● **Short problem**
Copy each line in which the string "name" occurs.

[Figure record extracts]
- - - - - - -
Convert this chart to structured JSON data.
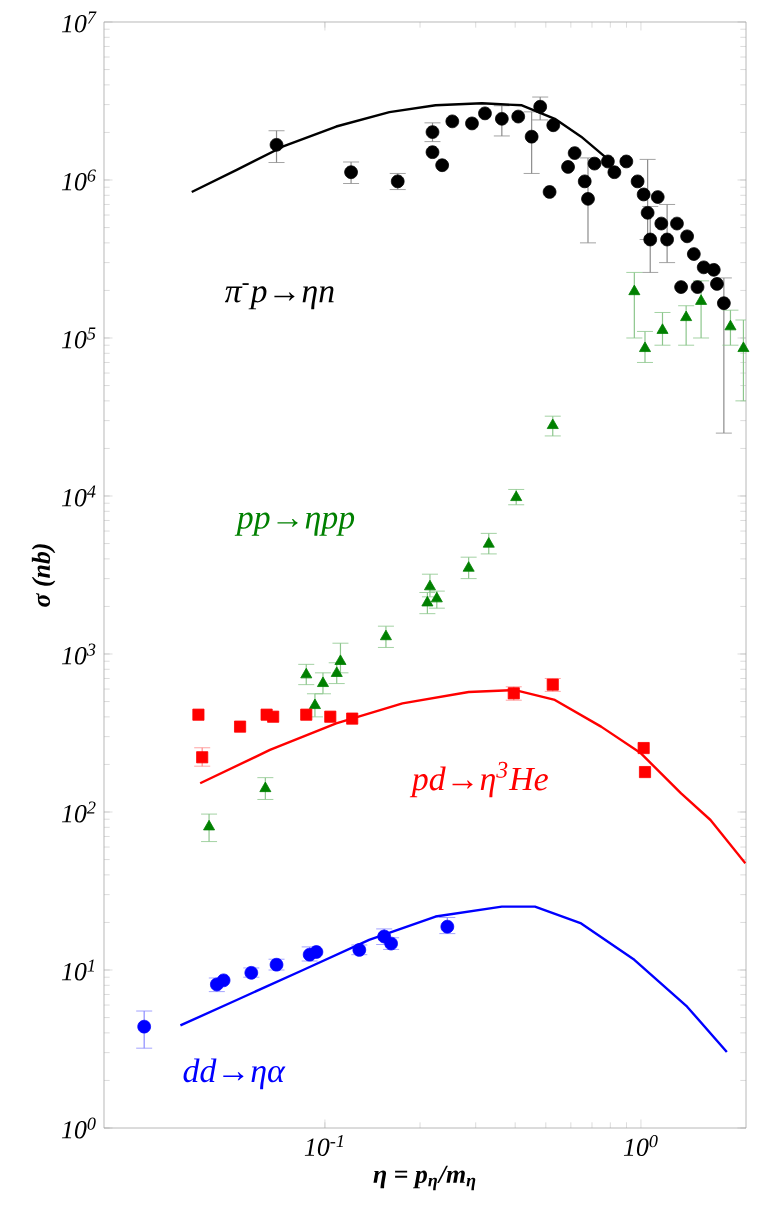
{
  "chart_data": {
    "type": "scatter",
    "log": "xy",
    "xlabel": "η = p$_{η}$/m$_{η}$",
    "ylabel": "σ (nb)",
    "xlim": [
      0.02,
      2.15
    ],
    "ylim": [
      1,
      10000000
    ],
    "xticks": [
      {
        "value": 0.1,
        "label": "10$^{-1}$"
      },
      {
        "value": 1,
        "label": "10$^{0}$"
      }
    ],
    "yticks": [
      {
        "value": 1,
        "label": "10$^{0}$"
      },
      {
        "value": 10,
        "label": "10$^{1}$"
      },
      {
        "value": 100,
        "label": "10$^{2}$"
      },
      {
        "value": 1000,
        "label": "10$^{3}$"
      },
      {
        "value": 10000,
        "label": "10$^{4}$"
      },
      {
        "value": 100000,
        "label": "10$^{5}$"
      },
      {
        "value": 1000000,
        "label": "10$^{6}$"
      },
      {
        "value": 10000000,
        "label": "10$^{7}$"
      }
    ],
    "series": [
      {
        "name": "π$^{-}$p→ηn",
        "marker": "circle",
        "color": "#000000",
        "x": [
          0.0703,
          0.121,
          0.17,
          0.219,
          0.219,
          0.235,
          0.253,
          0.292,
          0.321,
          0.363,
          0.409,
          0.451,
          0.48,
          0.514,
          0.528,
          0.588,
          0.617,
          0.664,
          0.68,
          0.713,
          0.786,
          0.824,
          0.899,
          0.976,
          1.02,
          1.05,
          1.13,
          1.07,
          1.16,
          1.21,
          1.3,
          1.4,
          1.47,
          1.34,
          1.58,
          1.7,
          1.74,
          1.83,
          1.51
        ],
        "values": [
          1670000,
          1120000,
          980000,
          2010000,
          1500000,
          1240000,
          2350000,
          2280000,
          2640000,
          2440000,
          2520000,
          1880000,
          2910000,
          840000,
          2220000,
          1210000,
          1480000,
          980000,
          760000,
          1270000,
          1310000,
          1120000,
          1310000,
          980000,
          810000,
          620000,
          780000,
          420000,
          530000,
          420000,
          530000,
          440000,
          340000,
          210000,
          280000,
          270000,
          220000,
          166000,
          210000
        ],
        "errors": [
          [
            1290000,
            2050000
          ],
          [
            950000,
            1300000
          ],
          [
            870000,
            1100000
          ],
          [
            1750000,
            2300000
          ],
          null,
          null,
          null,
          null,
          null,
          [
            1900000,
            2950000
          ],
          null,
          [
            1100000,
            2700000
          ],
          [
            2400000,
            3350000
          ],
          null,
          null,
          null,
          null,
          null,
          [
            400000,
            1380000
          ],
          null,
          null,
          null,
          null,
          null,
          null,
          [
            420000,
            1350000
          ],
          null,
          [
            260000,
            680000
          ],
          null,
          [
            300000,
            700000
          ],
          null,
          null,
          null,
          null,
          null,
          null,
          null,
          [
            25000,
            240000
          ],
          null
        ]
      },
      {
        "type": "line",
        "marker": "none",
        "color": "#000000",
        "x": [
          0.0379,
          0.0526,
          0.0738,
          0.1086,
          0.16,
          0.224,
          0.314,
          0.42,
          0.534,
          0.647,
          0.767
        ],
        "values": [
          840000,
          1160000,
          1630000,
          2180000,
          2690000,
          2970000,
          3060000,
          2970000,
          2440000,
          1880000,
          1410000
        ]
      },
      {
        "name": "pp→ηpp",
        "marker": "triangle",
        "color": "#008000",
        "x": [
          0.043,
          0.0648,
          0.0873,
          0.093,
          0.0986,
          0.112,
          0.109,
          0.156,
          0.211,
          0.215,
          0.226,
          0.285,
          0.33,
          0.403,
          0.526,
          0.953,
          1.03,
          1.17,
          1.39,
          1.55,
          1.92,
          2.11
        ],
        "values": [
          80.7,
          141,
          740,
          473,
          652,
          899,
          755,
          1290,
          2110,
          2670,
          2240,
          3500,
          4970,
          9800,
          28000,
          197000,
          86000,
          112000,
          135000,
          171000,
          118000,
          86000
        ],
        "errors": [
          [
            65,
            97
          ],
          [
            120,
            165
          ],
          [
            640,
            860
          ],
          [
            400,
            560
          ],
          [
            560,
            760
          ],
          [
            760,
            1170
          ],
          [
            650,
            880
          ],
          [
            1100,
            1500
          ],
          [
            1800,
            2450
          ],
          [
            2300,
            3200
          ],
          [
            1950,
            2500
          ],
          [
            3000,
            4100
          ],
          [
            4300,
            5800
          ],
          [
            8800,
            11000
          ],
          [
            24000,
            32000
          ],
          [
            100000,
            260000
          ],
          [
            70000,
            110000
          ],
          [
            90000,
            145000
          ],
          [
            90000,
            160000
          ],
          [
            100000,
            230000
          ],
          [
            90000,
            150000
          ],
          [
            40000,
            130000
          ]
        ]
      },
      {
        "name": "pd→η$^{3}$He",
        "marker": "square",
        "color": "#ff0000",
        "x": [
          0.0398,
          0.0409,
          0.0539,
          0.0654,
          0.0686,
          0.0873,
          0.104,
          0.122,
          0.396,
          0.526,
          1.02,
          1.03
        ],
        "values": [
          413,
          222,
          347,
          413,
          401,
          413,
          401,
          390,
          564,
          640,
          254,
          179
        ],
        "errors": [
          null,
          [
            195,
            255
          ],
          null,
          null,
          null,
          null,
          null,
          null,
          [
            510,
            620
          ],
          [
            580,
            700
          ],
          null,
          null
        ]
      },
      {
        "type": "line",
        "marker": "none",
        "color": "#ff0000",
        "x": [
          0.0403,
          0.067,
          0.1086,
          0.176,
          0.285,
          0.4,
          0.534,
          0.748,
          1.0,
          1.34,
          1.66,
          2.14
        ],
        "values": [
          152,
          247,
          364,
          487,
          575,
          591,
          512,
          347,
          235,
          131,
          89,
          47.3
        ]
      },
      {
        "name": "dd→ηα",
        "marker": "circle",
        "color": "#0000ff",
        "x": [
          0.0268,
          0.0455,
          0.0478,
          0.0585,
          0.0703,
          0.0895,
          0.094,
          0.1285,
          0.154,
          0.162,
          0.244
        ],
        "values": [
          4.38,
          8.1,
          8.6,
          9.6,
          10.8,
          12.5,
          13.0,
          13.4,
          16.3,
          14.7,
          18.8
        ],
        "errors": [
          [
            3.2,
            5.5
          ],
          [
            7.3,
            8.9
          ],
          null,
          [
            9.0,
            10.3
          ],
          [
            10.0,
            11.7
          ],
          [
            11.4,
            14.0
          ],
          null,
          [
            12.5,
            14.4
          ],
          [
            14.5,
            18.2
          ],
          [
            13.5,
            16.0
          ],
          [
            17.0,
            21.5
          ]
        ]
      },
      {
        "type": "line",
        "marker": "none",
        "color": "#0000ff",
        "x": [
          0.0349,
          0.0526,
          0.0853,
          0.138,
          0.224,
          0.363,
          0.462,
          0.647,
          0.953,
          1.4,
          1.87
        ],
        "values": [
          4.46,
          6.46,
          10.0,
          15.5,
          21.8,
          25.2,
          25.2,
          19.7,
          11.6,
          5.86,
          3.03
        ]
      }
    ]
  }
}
- - - - - - -
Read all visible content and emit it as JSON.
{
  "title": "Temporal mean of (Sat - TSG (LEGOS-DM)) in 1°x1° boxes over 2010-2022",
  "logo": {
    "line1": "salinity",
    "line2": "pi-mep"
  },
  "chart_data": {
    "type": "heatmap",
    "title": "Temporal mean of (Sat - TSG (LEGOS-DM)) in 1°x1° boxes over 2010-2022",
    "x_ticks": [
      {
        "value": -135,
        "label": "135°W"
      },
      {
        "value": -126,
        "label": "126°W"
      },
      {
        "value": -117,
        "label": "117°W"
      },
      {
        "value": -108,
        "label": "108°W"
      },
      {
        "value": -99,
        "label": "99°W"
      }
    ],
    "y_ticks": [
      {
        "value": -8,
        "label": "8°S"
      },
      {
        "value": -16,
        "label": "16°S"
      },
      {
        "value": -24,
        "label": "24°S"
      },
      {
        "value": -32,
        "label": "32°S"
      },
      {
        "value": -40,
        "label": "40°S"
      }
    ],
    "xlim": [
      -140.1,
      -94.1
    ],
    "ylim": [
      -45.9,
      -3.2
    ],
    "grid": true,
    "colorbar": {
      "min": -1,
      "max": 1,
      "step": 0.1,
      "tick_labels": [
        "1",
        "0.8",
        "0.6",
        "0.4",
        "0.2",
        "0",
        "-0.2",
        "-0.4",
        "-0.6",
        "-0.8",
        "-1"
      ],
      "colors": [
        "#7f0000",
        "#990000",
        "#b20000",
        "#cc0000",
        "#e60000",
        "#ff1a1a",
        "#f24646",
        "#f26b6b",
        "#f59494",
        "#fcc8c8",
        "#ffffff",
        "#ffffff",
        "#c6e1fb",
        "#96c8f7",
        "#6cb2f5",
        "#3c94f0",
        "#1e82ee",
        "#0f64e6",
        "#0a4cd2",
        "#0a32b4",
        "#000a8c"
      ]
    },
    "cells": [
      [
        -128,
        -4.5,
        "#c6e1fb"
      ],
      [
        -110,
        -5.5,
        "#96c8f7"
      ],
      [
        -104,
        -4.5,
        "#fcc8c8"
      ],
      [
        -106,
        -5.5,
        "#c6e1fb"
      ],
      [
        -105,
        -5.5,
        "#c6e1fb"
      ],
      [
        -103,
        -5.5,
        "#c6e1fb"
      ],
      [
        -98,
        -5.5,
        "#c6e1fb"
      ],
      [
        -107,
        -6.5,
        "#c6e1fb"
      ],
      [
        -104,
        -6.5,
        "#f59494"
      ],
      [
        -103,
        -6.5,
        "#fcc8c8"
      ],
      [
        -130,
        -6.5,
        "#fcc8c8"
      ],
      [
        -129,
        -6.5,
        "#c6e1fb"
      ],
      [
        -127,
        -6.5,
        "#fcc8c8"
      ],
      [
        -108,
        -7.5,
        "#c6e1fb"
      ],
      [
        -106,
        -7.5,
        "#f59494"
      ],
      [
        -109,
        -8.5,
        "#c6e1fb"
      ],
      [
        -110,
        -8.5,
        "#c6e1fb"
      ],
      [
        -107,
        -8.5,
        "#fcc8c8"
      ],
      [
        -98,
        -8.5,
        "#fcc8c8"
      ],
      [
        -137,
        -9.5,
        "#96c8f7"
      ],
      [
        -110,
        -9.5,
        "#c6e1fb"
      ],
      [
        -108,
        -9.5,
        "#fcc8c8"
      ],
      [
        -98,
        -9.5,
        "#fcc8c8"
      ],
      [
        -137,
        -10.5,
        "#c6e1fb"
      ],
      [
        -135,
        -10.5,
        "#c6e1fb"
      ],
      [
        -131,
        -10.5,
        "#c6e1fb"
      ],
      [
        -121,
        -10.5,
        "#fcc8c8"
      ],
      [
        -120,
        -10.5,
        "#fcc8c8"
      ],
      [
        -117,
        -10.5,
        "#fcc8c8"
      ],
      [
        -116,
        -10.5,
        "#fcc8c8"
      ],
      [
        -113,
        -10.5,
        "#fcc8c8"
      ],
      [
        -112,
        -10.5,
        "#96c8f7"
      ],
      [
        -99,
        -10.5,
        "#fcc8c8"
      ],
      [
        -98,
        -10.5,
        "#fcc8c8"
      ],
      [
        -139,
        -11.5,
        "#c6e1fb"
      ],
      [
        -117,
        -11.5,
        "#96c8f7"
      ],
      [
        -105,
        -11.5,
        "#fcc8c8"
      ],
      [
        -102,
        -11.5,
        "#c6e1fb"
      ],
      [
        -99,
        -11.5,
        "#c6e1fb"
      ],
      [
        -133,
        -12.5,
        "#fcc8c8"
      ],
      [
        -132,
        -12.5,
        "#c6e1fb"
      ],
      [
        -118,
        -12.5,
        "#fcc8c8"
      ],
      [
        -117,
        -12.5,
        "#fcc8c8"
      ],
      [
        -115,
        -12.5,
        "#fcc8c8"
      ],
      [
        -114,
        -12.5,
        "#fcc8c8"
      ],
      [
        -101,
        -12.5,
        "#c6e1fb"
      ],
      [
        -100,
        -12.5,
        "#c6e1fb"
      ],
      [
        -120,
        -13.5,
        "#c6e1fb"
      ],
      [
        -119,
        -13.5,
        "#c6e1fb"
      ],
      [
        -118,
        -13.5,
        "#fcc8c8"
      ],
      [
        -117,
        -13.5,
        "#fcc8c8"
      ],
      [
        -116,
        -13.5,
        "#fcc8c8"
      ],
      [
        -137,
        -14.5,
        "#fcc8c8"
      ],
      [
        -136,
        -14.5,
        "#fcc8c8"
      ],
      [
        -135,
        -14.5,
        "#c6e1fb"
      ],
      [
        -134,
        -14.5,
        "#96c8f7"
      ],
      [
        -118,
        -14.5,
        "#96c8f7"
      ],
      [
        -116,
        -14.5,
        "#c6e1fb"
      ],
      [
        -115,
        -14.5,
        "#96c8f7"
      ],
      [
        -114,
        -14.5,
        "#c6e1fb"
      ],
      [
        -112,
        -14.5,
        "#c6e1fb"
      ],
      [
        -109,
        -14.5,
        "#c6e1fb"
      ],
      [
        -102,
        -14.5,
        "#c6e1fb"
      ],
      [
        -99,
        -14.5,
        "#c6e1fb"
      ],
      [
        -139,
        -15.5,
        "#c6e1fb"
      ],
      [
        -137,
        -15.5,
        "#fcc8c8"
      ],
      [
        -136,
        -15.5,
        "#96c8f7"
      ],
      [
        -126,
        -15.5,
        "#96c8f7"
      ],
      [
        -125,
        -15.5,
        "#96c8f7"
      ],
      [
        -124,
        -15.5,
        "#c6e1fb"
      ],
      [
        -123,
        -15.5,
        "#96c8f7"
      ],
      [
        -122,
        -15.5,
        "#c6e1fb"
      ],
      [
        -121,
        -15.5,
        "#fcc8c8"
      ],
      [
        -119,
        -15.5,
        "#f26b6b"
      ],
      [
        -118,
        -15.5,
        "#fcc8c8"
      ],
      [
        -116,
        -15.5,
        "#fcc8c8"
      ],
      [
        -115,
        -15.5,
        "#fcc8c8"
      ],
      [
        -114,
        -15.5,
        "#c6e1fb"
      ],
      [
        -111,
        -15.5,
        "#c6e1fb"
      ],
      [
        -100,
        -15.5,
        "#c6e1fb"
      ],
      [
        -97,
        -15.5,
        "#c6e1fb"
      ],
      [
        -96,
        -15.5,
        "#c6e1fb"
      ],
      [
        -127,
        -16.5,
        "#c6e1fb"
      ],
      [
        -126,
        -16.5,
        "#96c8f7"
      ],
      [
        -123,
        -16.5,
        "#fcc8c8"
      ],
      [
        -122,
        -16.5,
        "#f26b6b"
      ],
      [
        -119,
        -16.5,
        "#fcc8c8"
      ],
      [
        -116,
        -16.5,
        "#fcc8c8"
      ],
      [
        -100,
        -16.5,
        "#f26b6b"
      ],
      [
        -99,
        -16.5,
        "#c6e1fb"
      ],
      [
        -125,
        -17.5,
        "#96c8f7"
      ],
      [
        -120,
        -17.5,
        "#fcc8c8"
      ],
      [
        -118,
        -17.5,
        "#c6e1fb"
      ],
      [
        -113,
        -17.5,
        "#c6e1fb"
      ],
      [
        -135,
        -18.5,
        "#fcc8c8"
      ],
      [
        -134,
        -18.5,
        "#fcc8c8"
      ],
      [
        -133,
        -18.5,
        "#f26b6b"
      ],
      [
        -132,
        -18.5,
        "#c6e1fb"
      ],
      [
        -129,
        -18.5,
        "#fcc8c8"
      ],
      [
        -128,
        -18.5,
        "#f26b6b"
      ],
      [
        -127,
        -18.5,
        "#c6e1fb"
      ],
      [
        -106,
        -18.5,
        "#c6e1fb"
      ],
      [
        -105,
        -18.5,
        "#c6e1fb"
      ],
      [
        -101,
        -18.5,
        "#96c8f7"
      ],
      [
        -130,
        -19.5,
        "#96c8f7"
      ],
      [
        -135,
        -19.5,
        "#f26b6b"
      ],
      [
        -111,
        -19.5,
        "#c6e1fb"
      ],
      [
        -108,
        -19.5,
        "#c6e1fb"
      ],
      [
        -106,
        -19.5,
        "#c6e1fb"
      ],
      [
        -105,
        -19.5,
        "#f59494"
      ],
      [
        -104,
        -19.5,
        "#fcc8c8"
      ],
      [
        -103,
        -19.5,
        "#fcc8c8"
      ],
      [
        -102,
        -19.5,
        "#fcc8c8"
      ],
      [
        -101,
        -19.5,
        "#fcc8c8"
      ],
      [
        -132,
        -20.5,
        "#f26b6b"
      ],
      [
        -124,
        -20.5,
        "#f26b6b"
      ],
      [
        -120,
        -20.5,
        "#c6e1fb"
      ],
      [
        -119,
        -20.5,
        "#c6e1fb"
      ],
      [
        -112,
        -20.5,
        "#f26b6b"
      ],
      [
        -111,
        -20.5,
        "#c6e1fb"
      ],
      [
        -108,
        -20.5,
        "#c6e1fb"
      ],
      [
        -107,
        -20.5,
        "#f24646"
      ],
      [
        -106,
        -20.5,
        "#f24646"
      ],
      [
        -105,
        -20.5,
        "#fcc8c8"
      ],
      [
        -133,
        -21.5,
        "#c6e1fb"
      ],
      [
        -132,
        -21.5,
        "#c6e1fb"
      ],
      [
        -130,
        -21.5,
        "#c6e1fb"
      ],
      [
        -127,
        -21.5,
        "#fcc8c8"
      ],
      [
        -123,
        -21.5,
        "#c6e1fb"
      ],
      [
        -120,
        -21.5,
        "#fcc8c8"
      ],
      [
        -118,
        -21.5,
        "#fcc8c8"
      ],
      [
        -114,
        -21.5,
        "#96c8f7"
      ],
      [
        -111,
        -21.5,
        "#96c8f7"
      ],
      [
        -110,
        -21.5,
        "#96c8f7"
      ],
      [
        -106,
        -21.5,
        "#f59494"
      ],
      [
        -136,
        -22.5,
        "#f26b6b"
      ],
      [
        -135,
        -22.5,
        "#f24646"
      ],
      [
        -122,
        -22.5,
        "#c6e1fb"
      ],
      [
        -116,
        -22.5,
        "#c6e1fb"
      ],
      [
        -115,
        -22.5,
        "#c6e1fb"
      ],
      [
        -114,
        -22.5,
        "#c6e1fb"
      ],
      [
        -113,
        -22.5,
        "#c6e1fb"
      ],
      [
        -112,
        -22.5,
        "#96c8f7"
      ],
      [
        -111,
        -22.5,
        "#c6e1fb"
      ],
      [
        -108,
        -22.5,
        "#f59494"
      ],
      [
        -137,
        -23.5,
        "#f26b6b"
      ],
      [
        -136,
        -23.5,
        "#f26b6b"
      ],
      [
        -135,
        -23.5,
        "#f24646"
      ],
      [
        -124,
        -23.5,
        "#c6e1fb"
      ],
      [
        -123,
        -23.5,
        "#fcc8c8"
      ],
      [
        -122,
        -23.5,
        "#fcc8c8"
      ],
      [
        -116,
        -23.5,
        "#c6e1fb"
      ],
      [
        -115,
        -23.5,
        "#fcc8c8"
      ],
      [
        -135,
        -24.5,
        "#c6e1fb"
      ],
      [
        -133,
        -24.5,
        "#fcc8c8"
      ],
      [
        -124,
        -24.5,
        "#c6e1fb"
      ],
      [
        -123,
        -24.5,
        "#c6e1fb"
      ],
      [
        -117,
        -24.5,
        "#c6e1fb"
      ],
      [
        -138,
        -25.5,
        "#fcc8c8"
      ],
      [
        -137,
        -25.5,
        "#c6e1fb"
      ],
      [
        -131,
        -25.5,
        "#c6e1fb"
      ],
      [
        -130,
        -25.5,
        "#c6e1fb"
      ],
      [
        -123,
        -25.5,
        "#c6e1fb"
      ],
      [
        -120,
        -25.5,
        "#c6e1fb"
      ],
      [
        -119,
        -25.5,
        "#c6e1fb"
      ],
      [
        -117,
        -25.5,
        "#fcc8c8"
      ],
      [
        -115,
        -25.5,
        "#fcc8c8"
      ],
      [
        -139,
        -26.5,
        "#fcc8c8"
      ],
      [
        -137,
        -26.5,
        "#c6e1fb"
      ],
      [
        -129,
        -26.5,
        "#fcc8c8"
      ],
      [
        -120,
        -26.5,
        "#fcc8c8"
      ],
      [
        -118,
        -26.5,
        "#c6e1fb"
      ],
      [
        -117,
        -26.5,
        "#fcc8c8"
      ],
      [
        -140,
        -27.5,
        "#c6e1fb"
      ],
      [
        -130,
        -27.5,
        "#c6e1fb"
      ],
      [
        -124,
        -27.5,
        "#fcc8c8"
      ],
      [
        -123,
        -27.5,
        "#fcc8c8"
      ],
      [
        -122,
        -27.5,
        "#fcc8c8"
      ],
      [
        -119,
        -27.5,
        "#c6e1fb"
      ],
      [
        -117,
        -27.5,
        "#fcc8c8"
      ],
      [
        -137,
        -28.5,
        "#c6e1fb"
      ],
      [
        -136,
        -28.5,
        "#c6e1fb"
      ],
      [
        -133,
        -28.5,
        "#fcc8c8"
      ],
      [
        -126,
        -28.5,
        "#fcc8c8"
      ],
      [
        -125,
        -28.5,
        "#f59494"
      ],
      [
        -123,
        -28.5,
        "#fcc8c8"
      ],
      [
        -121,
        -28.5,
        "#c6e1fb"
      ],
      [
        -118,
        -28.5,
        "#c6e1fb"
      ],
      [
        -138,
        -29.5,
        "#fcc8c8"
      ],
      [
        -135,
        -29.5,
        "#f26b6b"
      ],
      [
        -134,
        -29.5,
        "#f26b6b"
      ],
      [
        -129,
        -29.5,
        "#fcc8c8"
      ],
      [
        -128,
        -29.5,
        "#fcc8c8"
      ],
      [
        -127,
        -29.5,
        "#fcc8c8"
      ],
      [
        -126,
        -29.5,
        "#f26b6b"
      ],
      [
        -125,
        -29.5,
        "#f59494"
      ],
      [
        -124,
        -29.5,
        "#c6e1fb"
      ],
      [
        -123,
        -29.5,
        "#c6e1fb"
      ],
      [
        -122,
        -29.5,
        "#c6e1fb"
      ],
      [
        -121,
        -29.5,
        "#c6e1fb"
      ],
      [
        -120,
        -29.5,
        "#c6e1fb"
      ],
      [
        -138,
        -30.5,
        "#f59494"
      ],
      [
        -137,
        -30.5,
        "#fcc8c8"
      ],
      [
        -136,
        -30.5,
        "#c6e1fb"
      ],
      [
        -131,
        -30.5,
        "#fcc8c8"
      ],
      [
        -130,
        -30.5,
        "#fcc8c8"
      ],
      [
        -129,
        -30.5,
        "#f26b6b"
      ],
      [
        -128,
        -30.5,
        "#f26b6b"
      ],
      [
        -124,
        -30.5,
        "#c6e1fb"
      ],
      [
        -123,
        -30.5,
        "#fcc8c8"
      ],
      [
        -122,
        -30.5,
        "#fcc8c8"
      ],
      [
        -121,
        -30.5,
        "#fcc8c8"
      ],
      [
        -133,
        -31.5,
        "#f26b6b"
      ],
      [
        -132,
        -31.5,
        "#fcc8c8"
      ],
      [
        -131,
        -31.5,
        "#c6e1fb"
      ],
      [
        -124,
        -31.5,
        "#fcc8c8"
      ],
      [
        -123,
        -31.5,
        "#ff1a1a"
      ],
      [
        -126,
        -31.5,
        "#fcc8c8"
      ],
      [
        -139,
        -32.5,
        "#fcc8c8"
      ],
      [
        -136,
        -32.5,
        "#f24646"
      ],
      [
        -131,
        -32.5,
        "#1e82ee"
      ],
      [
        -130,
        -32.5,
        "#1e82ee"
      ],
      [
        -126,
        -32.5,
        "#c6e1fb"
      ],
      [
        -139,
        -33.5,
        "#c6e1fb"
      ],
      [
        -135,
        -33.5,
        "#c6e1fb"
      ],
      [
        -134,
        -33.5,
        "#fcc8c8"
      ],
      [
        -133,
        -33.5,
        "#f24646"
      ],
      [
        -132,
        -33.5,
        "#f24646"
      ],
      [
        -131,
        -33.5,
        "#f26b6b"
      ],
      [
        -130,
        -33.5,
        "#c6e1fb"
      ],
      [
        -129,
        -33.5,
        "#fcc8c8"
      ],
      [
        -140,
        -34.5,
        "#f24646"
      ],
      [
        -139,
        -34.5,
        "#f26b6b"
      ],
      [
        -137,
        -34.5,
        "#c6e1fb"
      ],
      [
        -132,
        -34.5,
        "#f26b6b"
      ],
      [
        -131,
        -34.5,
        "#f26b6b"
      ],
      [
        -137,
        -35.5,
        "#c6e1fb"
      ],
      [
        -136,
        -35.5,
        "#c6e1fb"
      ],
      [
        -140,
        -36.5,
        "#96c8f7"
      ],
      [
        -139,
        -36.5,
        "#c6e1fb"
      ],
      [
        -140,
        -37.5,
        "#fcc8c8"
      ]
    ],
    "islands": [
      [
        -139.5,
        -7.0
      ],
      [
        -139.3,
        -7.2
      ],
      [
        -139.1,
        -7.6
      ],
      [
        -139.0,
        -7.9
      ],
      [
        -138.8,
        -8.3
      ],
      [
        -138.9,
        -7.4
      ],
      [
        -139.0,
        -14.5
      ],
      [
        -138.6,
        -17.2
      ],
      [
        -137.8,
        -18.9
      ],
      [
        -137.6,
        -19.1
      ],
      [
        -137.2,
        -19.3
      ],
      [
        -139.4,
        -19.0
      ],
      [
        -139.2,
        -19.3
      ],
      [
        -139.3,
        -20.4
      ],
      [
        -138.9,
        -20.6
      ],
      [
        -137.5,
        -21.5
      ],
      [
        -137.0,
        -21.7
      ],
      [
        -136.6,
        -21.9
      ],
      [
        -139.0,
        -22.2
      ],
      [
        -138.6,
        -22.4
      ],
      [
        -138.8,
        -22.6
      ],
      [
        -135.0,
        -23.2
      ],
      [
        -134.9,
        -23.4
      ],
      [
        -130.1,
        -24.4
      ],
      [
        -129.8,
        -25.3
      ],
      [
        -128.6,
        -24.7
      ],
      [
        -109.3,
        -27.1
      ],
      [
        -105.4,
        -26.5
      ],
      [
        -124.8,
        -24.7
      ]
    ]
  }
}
- - - - - - -
● **Result of this exercise**
        "name": "π$^{-}$p→ηn",
        "name": "pp→ηpp",
        "name": "pd→η$^{3}$He",
        "name": "dd→ηα",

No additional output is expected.